_Data for this task_
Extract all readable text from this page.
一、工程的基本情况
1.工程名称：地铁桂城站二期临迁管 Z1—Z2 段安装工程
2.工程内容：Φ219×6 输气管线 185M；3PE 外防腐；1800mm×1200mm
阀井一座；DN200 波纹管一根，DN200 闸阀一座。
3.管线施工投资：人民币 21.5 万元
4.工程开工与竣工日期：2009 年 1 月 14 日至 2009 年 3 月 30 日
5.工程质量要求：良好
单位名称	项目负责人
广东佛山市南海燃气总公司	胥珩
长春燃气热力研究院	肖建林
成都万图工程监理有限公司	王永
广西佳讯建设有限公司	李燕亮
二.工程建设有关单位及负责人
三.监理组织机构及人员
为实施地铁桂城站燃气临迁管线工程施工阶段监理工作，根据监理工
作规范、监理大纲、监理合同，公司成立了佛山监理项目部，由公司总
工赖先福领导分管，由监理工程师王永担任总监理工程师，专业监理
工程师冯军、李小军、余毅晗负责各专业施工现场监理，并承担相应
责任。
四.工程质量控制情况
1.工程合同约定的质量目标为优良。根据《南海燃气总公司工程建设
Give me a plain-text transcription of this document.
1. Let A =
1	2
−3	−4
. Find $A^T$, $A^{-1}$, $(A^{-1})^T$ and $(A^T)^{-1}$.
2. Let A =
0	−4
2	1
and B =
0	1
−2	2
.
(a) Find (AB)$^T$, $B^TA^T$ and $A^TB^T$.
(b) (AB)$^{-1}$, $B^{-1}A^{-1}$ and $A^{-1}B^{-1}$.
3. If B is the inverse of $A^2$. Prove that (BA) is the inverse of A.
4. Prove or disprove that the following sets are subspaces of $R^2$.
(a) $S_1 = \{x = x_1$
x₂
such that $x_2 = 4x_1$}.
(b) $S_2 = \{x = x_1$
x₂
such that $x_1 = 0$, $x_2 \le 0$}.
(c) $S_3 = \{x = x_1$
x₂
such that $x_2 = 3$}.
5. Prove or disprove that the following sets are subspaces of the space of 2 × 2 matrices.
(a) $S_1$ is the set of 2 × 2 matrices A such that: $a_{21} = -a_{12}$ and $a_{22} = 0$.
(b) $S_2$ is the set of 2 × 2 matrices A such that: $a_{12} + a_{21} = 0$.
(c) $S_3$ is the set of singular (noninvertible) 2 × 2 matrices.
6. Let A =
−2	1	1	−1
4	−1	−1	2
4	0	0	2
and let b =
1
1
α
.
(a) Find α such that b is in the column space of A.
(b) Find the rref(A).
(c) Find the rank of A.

_Description of the task_
Extract each line from the listing above, please, and repeat it exactly.

_Output below_
Extract all readable text from this page.
一、工程的基本情况
1.工程名称：地铁桂城站二期临迁管 Z1—Z2 段安装工程
2.工程内容：Φ219×6 输气管线 185M；3PE 外防腐；1800mm×1200mm
阀井一座；DN200 波纹管一根，DN200 闸阀一座。
3.管线施工投资：人民币 21.5 万元
4.工程开工与竣工日期：2009 年 1 月 14 日至 2009 年 3 月 30 日
5.工程质量要求：良好
单位名称	项目负责人
广东佛山市南海燃气总公司	胥珩
长春燃气热力研究院	肖建林
成都万图工程监理有限公司	王永
广西佳讯建设有限公司	李燕亮
二.工程建设有关单位及负责人
三.监理组织机构及人员
为实施地铁桂城站燃气临迁管线工程施工阶段监理工作，根据监理工
作规范、监理大纲、监理合同，公司成立了佛山监理项目部，由公司总
工赖先福领导分管，由监理工程师王永担任总监理工程师，专业监理
工程师冯军、李小军、余毅晗负责各专业施工现场监理，并承担相应
责任。
四.工程质量控制情况
1.工程合同约定的质量目标为优良。根据《南海燃气总公司工程建设
Give me a plain-text transcription of this document.
1. Let A =
1	2
−3	−4
. Find $A^T$, $A^{-1}$, $(A^{-1})^T$ and $(A^T)^{-1}$.
2. Let A =
0	−4
2	1
and B =
0	1
−2	2
.
(a) Find (AB)$^T$, $B^TA^T$ and $A^TB^T$.
(b) (AB)$^{-1}$, $B^{-1}A^{-1}$ and $A^{-1}B^{-1}$.
3. If B is the inverse of $A^2$. Prove that (BA) is the inverse of A.
4. Prove or disprove that the following sets are subspaces of $R^2$.
(a) $S_1 = \{x = x_1$
x₂
such that $x_2 = 4x_1$}.
(b) $S_2 = \{x = x_1$
x₂
such that $x_1 = 0$, $x_2 \le 0$}.
(c) $S_3 = \{x = x_1$
x₂
such that $x_2 = 3$}.
5. Prove or disprove that the following sets are subspaces of the space of 2 × 2 matrices.
(a) $S_1$ is the set of 2 × 2 matrices A such that: $a_{21} = -a_{12}$ and $a_{22} = 0$.
(b) $S_2$ is the set of 2 × 2 matrices A such that: $a_{12} + a_{21} = 0$.
(c) $S_3$ is the set of singular (noninvertible) 2 × 2 matrices.
6. Let A =
−2	1	1	−1
4	−1	−1	2
4	0	0	2
and let b =
1
1
α
.
(a) Find α such that b is in the column space of A.
(b) Find the rref(A).
(c) Find the rank of A.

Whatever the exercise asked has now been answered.